[Dataset records]
• • • • •

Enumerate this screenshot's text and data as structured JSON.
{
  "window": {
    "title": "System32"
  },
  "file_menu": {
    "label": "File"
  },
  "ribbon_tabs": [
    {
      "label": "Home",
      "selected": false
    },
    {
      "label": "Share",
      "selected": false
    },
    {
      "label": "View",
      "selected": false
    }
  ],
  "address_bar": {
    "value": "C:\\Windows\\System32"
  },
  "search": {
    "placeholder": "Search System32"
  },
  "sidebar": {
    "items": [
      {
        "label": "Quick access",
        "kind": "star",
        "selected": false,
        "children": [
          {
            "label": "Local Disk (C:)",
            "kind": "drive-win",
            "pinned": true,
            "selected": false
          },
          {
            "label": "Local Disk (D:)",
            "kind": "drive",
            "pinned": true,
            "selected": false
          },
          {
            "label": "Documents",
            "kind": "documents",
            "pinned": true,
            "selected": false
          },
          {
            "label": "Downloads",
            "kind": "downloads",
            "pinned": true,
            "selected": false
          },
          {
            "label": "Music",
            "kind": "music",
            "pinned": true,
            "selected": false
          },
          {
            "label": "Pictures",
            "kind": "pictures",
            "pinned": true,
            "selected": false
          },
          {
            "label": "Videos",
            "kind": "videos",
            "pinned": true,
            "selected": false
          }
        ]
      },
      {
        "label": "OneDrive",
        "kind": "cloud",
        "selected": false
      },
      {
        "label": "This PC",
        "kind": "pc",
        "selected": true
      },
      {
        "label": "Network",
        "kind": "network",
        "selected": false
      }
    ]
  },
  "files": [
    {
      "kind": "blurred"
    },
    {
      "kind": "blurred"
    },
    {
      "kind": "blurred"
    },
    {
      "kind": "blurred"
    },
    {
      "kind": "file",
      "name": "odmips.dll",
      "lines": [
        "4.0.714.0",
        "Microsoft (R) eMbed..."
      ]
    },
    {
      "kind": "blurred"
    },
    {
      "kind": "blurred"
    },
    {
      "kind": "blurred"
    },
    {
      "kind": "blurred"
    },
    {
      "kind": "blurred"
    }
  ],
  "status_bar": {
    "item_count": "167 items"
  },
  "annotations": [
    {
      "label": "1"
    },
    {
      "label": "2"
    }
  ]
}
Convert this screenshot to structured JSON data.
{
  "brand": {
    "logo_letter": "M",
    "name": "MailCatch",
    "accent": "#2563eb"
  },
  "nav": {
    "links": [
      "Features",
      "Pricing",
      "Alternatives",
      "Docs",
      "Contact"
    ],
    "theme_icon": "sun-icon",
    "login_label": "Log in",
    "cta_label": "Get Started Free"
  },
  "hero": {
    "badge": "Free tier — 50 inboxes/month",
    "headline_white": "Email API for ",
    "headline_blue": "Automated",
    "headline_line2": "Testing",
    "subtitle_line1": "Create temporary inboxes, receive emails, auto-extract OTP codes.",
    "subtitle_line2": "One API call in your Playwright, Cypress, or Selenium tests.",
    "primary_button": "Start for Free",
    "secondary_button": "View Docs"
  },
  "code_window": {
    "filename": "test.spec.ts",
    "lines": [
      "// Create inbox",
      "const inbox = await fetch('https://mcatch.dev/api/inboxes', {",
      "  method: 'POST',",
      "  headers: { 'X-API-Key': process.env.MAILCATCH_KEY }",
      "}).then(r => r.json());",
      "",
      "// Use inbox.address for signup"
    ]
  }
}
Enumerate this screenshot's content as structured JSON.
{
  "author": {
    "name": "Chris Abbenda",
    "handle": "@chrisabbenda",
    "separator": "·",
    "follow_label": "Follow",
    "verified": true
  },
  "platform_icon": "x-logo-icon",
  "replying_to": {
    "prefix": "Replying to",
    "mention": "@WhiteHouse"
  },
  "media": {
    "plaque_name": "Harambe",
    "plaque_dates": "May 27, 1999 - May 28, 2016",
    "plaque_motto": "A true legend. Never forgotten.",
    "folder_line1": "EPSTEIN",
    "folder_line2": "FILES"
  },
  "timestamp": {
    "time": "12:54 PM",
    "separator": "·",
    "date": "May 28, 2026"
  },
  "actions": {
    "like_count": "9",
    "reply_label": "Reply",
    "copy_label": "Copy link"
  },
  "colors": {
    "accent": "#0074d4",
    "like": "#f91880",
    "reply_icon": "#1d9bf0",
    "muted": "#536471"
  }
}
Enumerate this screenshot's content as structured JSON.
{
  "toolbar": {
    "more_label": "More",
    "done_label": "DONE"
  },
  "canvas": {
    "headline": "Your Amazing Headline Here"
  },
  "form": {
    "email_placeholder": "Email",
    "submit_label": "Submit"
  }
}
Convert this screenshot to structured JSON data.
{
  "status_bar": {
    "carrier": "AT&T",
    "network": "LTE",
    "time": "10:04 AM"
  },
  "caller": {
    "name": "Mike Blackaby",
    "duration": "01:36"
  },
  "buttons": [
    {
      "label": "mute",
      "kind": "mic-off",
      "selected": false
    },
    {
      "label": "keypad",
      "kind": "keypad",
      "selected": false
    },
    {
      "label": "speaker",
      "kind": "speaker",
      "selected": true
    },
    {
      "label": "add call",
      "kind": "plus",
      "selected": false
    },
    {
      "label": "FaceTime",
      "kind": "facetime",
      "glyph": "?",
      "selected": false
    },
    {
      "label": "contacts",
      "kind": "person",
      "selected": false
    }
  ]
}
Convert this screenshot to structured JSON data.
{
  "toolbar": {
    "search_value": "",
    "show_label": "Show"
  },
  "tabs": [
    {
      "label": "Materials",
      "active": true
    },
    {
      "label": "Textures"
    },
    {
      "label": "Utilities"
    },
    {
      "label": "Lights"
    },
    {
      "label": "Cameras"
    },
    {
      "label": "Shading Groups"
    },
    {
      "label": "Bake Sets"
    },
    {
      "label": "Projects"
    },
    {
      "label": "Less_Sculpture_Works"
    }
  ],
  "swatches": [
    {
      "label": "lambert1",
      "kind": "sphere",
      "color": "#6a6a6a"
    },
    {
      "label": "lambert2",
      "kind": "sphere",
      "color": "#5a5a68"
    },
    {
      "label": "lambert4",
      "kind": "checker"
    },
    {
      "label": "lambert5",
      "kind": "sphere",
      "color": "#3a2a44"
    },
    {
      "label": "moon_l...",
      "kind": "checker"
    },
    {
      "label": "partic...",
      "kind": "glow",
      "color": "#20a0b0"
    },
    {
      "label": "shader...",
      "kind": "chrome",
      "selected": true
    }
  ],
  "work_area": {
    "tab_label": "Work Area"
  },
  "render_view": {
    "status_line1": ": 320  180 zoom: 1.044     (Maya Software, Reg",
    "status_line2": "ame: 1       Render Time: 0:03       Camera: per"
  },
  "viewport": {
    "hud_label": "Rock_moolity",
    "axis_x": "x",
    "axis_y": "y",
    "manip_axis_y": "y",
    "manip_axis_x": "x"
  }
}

• • • • •

WHAT IS BEING ASKED:
Transcribe all entries exactly as they are given.

TASK OUTPUT:
Enumerate this screenshot's text and data as structured JSON.
{
  "window": {
    "title": "System32"
  },
  "file_menu": {
    "label": "File"
  },
  "ribbon_tabs": [
    {
      "label": "Home",
      "selected": false
    },
    {
      "label": "Share",
      "selected": false
    },
    {
      "label": "View",
      "selected": false
    }
  ],
  "address_bar": {
    "value": "C:\\Windows\\System32"
  },
  "search": {
    "placeholder": "Search System32"
  },
  "sidebar": {
    "items": [
      {
        "label": "Quick access",
        "kind": "star",
        "selected": false,
        "children": [
          {
            "label": "Local Disk (C:)",
            "kind": "drive-win",
            "pinned": true,
            "selected": false
          },
          {
            "label": "Local Disk (D:)",
            "kind": "drive",
            "pinned": true,
            "selected": false
          },
          {
            "label": "Documents",
            "kind": "documents",
            "pinned": true,
            "selected": false
          },
          {
            "label": "Downloads",
            "kind": "downloads",
            "pinned": true,
            "selected": false
          },
          {
            "label": "Music",
            "kind": "music",
            "pinned": true,
            "selected": false
          },
          {
            "label": "Pictures",
            "kind": "pictures",
            "pinned": true,
            "selected": false
          },
          {
            "label": "Videos",
            "kind": "videos",
            "pinned": true,
            "selected": false
          }
        ]
      },
      {
        "label": "OneDrive",
        "kind": "cloud",
        "selected": false
      },
      {
        "label": "This PC",
        "kind": "pc",
        "selected": true
      },
      {
        "label": "Network",
        "kind": "network",
        "selected": false
      }
    ]
  },
  "files": [
    {
      "kind": "blurred"
    },
    {
      "kind": "blurred"
    },
    {
      "kind": "blurred"
    },
    {
      "kind": "blurred"
    },
    {
      "kind": "file",
      "name": "odmips.dll",
      "lines": [
        "4.0.714.0",
        "Microsoft (R) eMbed..."
      ]
    },
    {
      "kind": "blurred"
    },
    {
      "kind": "blurred"
    },
    {
      "kind": "blurred"
    },
    {
      "kind": "blurred"
    },
    {
      "kind": "blurred"
    }
  ],
  "status_bar": {
    "item_count": "167 items"
  },
  "annotations": [
    {
      "label": "1"
    },
    {
      "label": "2"
    }
  ]
}
Convert this screenshot to structured JSON data.
{
  "brand": {
    "logo_letter": "M",
    "name": "MailCatch",
    "accent": "#2563eb"
  },
  "nav": {
    "links": [
      "Features",
      "Pricing",
      "Alternatives",
      "Docs",
      "Contact"
    ],
    "theme_icon": "sun-icon",
    "login_label": "Log in",
    "cta_label": "Get Started Free"
  },
  "hero": {
    "badge": "Free tier — 50 inboxes/month",
    "headline_white": "Email API for ",
    "headline_blue": "Automated",
    "headline_line2": "Testing",
    "subtitle_line1": "Create temporary inboxes, receive emails, auto-extract OTP codes.",
    "subtitle_line2": "One API call in your Playwright, Cypress, or Selenium tests.",
    "primary_button": "Start for Free",
    "secondary_button": "View Docs"
  },
  "code_window": {
    "filename": "test.spec.ts",
    "lines": [
      "// Create inbox",
      "const inbox = await fetch('https://mcatch.dev/api/inboxes', {",
      "  method: 'POST',",
      "  headers: { 'X-API-Key': process.env.MAILCATCH_KEY }",
      "}).then(r => r.json());",
      "",
      "// Use inbox.address for signup"
    ]
  }
}
Enumerate this screenshot's content as structured JSON.
{
  "author": {
    "name": "Chris Abbenda",
    "handle": "@chrisabbenda",
    "separator": "·",
    "follow_label": "Follow",
    "verified": true
  },
  "platform_icon": "x-logo-icon",
  "replying_to": {
    "prefix": "Replying to",
    "mention": "@WhiteHouse"
  },
  "media": {
    "plaque_name": "Harambe",
    "plaque_dates": "May 27, 1999 - May 28, 2016",
    "plaque_motto": "A true legend. Never forgotten.",
    "folder_line1": "EPSTEIN",
    "folder_line2": "FILES"
  },
  "timestamp": {
    "time": "12:54 PM",
    "separator": "·",
    "date": "May 28, 2026"
  },
  "actions": {
    "like_count": "9",
    "reply_label": "Reply",
    "copy_label": "Copy link"
  },
  "colors": {
    "accent": "#0074d4",
    "like": "#f91880",
    "reply_icon": "#1d9bf0",
    "muted": "#536471"
  }
}
Enumerate this screenshot's content as structured JSON.
{
  "toolbar": {
    "more_label": "More",
    "done_label": "DONE"
  },
  "canvas": {
    "headline": "Your Amazing Headline Here"
  },
  "form": {
    "email_placeholder": "Email",
    "submit_label": "Submit"
  }
}
Convert this screenshot to structured JSON data.
{
  "status_bar": {
    "carrier": "AT&T",
    "network": "LTE",
    "time": "10:04 AM"
  },
  "caller": {
    "name": "Mike Blackaby",
    "duration": "01:36"
  },
  "buttons": [
    {
      "label": "mute",
      "kind": "mic-off",
      "selected": false
    },
    {
      "label": "keypad",
      "kind": "keypad",
      "selected": false
    },
    {
      "label": "speaker",
      "kind": "speaker",
      "selected": true
    },
    {
      "label": "add call",
      "kind": "plus",
      "selected": false
    },
    {
      "label": "FaceTime",
      "kind": "facetime",
      "glyph": "?",
      "selected": false
    },
    {
      "label": "contacts",
      "kind": "person",
      "selected": false
    }
  ]
}
Convert this screenshot to structured JSON data.
{
  "toolbar": {
    "search_value": "",
    "show_label": "Show"
  },
  "tabs": [
    {
      "label": "Materials",
      "active": true
    },
    {
      "label": "Textures"
    },
    {
      "label": "Utilities"
    },
    {
      "label": "Lights"
    },
    {
      "label": "Cameras"
    },
    {
      "label": "Shading Groups"
    },
    {
      "label": "Bake Sets"
    },
    {
      "label": "Projects"
    },
    {
      "label": "Less_Sculpture_Works"
    }
  ],
  "swatches": [
    {
      "label": "lambert1",
      "kind": "sphere",
      "color": "#6a6a6a"
    },
    {
      "label": "lambert2",
      "kind": "sphere",
      "color": "#5a5a68"
    },
    {
      "label": "lambert4",
      "kind": "checker"
    },
    {
      "label": "lambert5",
      "kind": "sphere",
      "color": "#3a2a44"
    },
    {
      "label": "moon_l...",
      "kind": "checker"
    },
    {
      "label": "partic...",
      "kind": "glow",
      "color": "#20a0b0"
    },
    {
      "label": "shader...",
      "kind": "chrome",
      "selected": true
    }
  ],
  "work_area": {
    "tab_label": "Work Area"
  },
  "render_view": {
    "status_line1": ": 320  180 zoom: 1.044     (Maya Software, Reg",
    "status_line2": "ame: 1       Render Time: 0:03       Camera: per"
  },
  "viewport": {
    "hud_label": "Rock_moolity",
    "axis_x": "x",
    "axis_y": "y",
    "manip_axis_y": "y",
    "manip_axis_x": "x"
  }
}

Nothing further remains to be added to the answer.